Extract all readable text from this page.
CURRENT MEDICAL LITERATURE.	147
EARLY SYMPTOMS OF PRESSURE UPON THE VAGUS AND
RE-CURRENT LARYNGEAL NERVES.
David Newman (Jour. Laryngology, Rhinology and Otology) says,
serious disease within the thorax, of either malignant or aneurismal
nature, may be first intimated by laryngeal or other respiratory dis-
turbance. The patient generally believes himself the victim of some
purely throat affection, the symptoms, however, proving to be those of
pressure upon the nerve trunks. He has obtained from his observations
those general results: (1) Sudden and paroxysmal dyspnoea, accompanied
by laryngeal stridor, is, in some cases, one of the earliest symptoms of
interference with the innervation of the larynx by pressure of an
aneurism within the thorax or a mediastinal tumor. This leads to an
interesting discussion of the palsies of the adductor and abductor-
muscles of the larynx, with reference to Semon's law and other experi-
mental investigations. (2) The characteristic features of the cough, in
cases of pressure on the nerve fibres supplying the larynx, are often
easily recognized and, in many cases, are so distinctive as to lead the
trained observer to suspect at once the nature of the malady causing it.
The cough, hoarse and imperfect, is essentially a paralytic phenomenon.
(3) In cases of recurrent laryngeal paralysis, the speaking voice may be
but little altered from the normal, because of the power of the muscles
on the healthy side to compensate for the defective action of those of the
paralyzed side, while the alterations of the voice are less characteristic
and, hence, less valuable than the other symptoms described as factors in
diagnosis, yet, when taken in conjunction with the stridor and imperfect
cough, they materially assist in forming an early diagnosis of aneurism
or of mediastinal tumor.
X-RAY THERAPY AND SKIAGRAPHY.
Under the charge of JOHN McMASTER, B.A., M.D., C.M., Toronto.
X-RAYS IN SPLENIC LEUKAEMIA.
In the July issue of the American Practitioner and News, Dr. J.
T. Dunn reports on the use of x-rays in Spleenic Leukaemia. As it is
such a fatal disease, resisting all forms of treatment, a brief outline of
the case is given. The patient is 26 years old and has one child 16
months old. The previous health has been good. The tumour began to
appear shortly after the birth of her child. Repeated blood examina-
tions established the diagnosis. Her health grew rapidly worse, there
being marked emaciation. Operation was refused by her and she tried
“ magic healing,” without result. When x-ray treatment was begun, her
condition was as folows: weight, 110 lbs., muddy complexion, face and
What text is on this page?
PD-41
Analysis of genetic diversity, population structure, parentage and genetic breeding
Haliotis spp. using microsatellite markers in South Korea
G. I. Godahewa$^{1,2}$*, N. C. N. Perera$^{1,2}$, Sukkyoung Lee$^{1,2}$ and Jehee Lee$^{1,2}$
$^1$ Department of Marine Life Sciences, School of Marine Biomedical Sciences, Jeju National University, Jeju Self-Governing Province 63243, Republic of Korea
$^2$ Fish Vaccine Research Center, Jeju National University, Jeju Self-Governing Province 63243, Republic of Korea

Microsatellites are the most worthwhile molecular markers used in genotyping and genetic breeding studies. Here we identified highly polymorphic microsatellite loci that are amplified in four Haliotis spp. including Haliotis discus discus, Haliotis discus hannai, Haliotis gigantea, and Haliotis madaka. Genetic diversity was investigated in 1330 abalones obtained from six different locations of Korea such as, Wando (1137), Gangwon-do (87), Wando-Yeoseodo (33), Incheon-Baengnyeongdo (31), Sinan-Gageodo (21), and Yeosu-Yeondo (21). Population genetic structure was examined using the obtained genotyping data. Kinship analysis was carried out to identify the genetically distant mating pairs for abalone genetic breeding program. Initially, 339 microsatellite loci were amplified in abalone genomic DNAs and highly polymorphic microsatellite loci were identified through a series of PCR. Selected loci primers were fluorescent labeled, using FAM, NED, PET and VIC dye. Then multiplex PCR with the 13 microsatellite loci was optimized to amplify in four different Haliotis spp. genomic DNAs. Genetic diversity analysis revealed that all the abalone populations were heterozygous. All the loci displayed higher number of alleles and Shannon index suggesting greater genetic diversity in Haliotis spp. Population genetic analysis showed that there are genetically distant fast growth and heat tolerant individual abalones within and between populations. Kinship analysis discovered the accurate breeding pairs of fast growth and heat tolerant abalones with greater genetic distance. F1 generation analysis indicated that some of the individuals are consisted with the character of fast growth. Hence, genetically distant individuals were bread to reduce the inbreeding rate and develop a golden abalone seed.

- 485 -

........

■ Instructions to follow
Each line of the records that contains the string "text" must be copied.

■ Result
Extract all readable text from this page.
What text is on this page?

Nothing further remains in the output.